Drop the pictures from the entries below, then reproduce the rest exactly.
* * * *
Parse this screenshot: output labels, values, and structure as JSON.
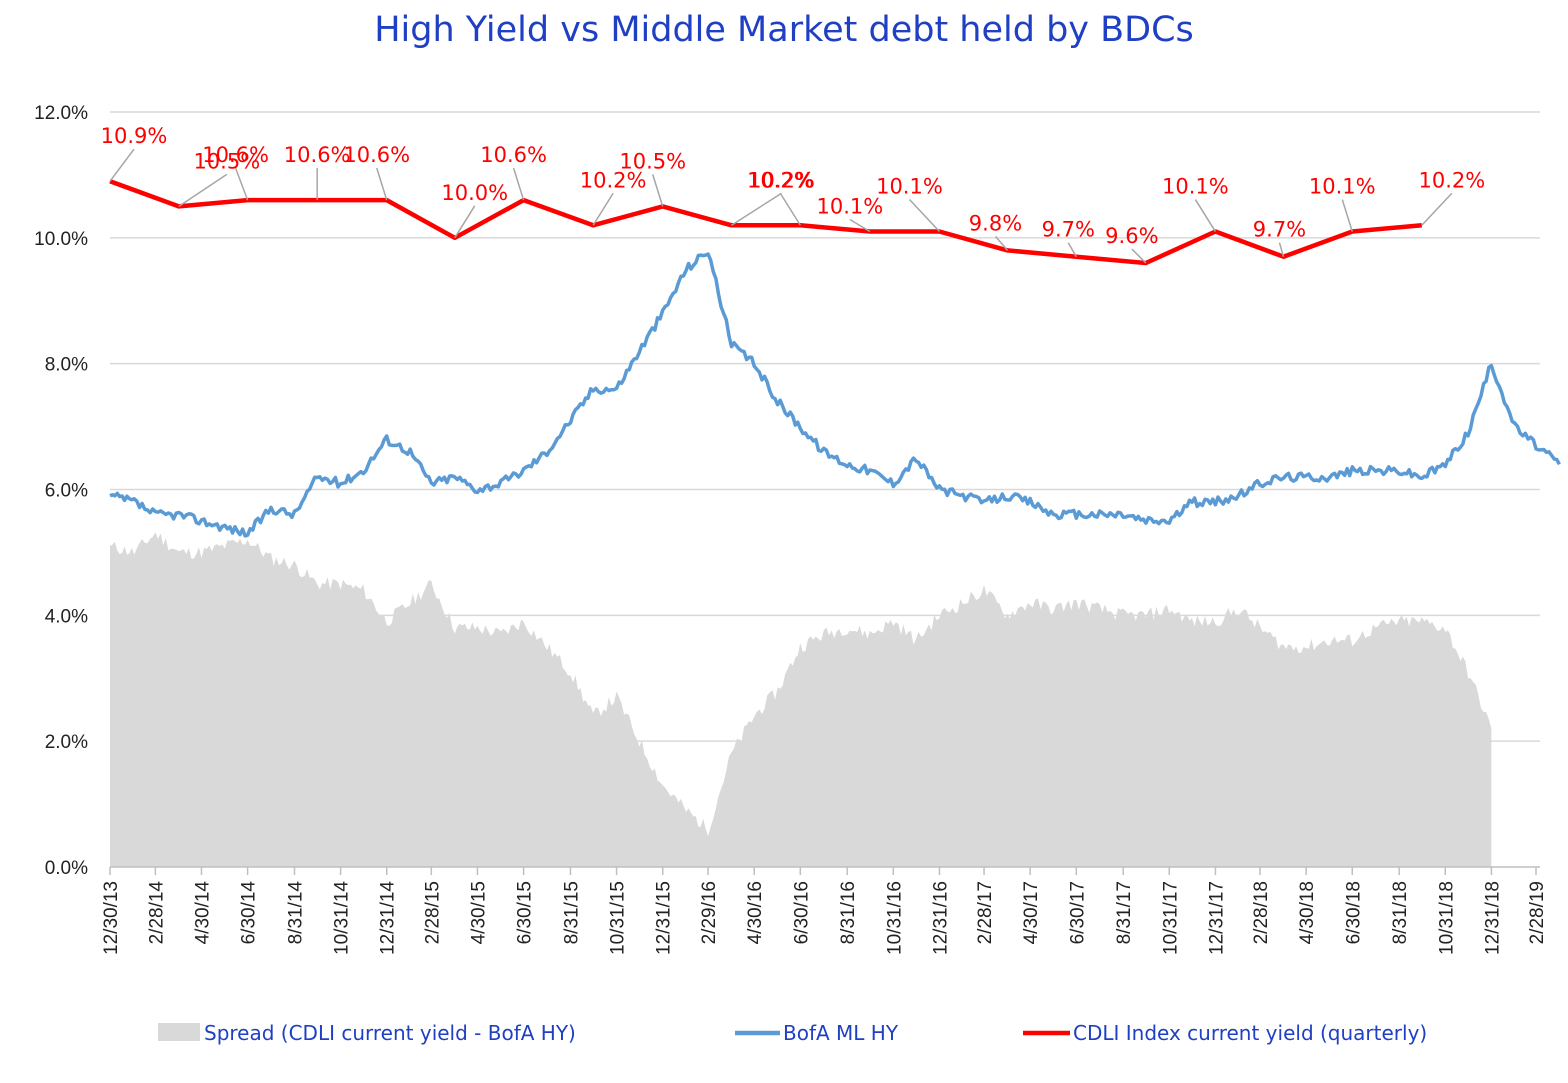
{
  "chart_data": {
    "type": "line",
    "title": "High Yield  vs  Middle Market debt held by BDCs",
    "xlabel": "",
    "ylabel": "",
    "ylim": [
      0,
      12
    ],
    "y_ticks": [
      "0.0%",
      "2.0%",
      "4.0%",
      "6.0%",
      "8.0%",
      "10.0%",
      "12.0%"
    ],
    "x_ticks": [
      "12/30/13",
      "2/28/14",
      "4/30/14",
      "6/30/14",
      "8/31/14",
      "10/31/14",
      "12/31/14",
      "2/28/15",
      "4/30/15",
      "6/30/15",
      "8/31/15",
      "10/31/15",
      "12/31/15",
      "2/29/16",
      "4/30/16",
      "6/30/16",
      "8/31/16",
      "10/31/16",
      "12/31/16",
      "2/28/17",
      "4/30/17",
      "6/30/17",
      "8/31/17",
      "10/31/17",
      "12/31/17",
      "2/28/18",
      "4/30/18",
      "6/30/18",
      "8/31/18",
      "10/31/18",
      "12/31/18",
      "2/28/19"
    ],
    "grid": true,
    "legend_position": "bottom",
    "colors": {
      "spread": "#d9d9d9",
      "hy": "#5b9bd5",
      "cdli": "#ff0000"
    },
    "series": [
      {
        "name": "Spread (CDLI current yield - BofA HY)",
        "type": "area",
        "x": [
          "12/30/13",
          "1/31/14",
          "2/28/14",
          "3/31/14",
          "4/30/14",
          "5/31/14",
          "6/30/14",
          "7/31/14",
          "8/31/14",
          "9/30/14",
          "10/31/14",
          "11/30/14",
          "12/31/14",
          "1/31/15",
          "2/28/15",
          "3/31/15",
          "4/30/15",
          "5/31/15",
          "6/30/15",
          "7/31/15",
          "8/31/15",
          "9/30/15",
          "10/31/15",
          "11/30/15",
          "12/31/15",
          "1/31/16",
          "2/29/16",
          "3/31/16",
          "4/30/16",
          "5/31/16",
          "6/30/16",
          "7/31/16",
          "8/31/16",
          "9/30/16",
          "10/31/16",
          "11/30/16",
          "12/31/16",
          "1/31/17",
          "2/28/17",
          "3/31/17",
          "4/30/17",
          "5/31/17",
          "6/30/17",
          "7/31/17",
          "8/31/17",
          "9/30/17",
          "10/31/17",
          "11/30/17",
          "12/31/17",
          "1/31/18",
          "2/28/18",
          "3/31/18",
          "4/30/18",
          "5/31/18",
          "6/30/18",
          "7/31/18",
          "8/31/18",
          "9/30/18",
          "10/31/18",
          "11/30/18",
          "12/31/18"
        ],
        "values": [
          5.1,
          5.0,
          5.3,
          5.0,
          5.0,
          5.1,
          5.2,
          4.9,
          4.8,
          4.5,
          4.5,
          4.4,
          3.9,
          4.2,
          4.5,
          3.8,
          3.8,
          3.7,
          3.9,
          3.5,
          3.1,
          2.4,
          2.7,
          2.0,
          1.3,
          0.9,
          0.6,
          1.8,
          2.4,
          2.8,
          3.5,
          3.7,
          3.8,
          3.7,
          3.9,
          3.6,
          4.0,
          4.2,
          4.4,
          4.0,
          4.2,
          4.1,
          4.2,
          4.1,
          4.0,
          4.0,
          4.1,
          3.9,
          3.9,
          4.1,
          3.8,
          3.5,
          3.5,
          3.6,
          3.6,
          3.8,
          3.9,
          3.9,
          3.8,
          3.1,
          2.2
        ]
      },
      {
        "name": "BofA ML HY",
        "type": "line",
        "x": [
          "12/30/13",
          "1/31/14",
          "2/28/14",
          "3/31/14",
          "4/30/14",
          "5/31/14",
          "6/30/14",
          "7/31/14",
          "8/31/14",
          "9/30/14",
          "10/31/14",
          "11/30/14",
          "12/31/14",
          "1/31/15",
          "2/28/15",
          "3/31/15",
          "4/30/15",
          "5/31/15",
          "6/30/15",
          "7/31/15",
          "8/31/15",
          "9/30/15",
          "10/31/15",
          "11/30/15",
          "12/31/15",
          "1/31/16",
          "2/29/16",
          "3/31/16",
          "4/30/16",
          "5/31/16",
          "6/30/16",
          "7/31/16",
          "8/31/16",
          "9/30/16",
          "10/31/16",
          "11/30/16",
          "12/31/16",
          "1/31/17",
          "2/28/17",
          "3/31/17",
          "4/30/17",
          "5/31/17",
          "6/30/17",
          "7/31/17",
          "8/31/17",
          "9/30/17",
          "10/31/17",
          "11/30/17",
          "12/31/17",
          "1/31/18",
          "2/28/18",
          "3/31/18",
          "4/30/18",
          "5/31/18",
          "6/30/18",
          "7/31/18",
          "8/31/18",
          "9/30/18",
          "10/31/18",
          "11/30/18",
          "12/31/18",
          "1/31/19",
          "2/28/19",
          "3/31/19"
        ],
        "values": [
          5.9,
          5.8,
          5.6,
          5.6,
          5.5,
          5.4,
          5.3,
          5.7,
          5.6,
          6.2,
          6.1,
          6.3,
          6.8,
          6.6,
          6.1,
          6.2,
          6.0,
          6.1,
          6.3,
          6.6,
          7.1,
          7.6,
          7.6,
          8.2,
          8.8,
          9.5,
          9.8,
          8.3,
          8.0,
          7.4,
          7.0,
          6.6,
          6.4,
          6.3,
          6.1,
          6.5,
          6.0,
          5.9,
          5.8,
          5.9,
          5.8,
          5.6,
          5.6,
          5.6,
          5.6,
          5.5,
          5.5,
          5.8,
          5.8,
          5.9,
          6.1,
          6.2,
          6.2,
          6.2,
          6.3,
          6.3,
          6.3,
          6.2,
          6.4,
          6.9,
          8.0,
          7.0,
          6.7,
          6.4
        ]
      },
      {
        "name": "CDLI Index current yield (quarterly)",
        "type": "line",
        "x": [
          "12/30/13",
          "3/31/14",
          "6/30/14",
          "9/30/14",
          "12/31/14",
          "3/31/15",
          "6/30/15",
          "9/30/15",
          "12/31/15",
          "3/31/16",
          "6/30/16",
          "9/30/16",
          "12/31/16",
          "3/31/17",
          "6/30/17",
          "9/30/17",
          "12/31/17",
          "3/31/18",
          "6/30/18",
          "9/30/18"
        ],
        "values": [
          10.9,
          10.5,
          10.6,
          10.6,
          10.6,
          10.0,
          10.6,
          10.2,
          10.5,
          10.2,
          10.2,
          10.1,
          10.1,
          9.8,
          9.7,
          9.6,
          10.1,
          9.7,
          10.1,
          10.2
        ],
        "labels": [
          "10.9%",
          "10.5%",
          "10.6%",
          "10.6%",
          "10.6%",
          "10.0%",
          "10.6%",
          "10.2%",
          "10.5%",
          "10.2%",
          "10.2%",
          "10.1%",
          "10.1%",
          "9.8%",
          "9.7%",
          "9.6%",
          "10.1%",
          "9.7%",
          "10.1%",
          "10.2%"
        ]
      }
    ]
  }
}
* * * *
THE OUTPUT
Parse this screenshot: output labels, values, and structure as JSON.
{
  "chart_data": {
    "type": "line",
    "title": "High Yield  vs  Middle Market debt held by BDCs",
    "xlabel": "",
    "ylabel": "",
    "ylim": [
      0,
      12
    ],
    "y_ticks": [
      "0.0%",
      "2.0%",
      "4.0%",
      "6.0%",
      "8.0%",
      "10.0%",
      "12.0%"
    ],
    "x_ticks": [
      "12/30/13",
      "2/28/14",
      "4/30/14",
      "6/30/14",
      "8/31/14",
      "10/31/14",
      "12/31/14",
      "2/28/15",
      "4/30/15",
      "6/30/15",
      "8/31/15",
      "10/31/15",
      "12/31/15",
      "2/29/16",
      "4/30/16",
      "6/30/16",
      "8/31/16",
      "10/31/16",
      "12/31/16",
      "2/28/17",
      "4/30/17",
      "6/30/17",
      "8/31/17",
      "10/31/17",
      "12/31/17",
      "2/28/18",
      "4/30/18",
      "6/30/18",
      "8/31/18",
      "10/31/18",
      "12/31/18",
      "2/28/19"
    ],
    "grid": true,
    "legend_position": "bottom",
    "colors": {
      "spread": "#d9d9d9",
      "hy": "#5b9bd5",
      "cdli": "#ff0000"
    },
    "series": [
      {
        "name": "Spread (CDLI current yield - BofA HY)",
        "type": "area",
        "x": [
          "12/30/13",
          "1/31/14",
          "2/28/14",
          "3/31/14",
          "4/30/14",
          "5/31/14",
          "6/30/14",
          "7/31/14",
          "8/31/14",
          "9/30/14",
          "10/31/14",
          "11/30/14",
          "12/31/14",
          "1/31/15",
          "2/28/15",
          "3/31/15",
          "4/30/15",
          "5/31/15",
          "6/30/15",
          "7/31/15",
          "8/31/15",
          "9/30/15",
          "10/31/15",
          "11/30/15",
          "12/31/15",
          "1/31/16",
          "2/29/16",
          "3/31/16",
          "4/30/16",
          "5/31/16",
          "6/30/16",
          "7/31/16",
          "8/31/16",
          "9/30/16",
          "10/31/16",
          "11/30/16",
          "12/31/16",
          "1/31/17",
          "2/28/17",
          "3/31/17",
          "4/30/17",
          "5/31/17",
          "6/30/17",
          "7/31/17",
          "8/31/17",
          "9/30/17",
          "10/31/17",
          "11/30/17",
          "12/31/17",
          "1/31/18",
          "2/28/18",
          "3/31/18",
          "4/30/18",
          "5/31/18",
          "6/30/18",
          "7/31/18",
          "8/31/18",
          "9/30/18",
          "10/31/18",
          "11/30/18",
          "12/31/18"
        ],
        "values": [
          5.1,
          5.0,
          5.3,
          5.0,
          5.0,
          5.1,
          5.2,
          4.9,
          4.8,
          4.5,
          4.5,
          4.4,
          3.9,
          4.2,
          4.5,
          3.8,
          3.8,
          3.7,
          3.9,
          3.5,
          3.1,
          2.4,
          2.7,
          2.0,
          1.3,
          0.9,
          0.6,
          1.8,
          2.4,
          2.8,
          3.5,
          3.7,
          3.8,
          3.7,
          3.9,
          3.6,
          4.0,
          4.2,
          4.4,
          4.0,
          4.2,
          4.1,
          4.2,
          4.1,
          4.0,
          4.0,
          4.1,
          3.9,
          3.9,
          4.1,
          3.8,
          3.5,
          3.5,
          3.6,
          3.6,
          3.8,
          3.9,
          3.9,
          3.8,
          3.1,
          2.2
        ]
      },
      {
        "name": "BofA ML HY",
        "type": "line",
        "x": [
          "12/30/13",
          "1/31/14",
          "2/28/14",
          "3/31/14",
          "4/30/14",
          "5/31/14",
          "6/30/14",
          "7/31/14",
          "8/31/14",
          "9/30/14",
          "10/31/14",
          "11/30/14",
          "12/31/14",
          "1/31/15",
          "2/28/15",
          "3/31/15",
          "4/30/15",
          "5/31/15",
          "6/30/15",
          "7/31/15",
          "8/31/15",
          "9/30/15",
          "10/31/15",
          "11/30/15",
          "12/31/15",
          "1/31/16",
          "2/29/16",
          "3/31/16",
          "4/30/16",
          "5/31/16",
          "6/30/16",
          "7/31/16",
          "8/31/16",
          "9/30/16",
          "10/31/16",
          "11/30/16",
          "12/31/16",
          "1/31/17",
          "2/28/17",
          "3/31/17",
          "4/30/17",
          "5/31/17",
          "6/30/17",
          "7/31/17",
          "8/31/17",
          "9/30/17",
          "10/31/17",
          "11/30/17",
          "12/31/17",
          "1/31/18",
          "2/28/18",
          "3/31/18",
          "4/30/18",
          "5/31/18",
          "6/30/18",
          "7/31/18",
          "8/31/18",
          "9/30/18",
          "10/31/18",
          "11/30/18",
          "12/31/18",
          "1/31/19",
          "2/28/19",
          "3/31/19"
        ],
        "values": [
          5.9,
          5.8,
          5.6,
          5.6,
          5.5,
          5.4,
          5.3,
          5.7,
          5.6,
          6.2,
          6.1,
          6.3,
          6.8,
          6.6,
          6.1,
          6.2,
          6.0,
          6.1,
          6.3,
          6.6,
          7.1,
          7.6,
          7.6,
          8.2,
          8.8,
          9.5,
          9.8,
          8.3,
          8.0,
          7.4,
          7.0,
          6.6,
          6.4,
          6.3,
          6.1,
          6.5,
          6.0,
          5.9,
          5.8,
          5.9,
          5.8,
          5.6,
          5.6,
          5.6,
          5.6,
          5.5,
          5.5,
          5.8,
          5.8,
          5.9,
          6.1,
          6.2,
          6.2,
          6.2,
          6.3,
          6.3,
          6.3,
          6.2,
          6.4,
          6.9,
          8.0,
          7.0,
          6.7,
          6.4
        ]
      },
      {
        "name": "CDLI Index current yield (quarterly)",
        "type": "line",
        "x": [
          "12/30/13",
          "3/31/14",
          "6/30/14",
          "9/30/14",
          "12/31/14",
          "3/31/15",
          "6/30/15",
          "9/30/15",
          "12/31/15",
          "3/31/16",
          "6/30/16",
          "9/30/16",
          "12/31/16",
          "3/31/17",
          "6/30/17",
          "9/30/17",
          "12/31/17",
          "3/31/18",
          "6/30/18",
          "9/30/18"
        ],
        "values": [
          10.9,
          10.5,
          10.6,
          10.6,
          10.6,
          10.0,
          10.6,
          10.2,
          10.5,
          10.2,
          10.2,
          10.1,
          10.1,
          9.8,
          9.7,
          9.6,
          10.1,
          9.7,
          10.1,
          10.2
        ],
        "labels": [
          "10.9%",
          "10.5%",
          "10.6%",
          "10.6%",
          "10.6%",
          "10.0%",
          "10.6%",
          "10.2%",
          "10.5%",
          "10.2%",
          "10.2%",
          "10.1%",
          "10.1%",
          "9.8%",
          "9.7%",
          "9.6%",
          "10.1%",
          "9.7%",
          "10.1%",
          "10.2%"
        ]
      }
    ]
  }
}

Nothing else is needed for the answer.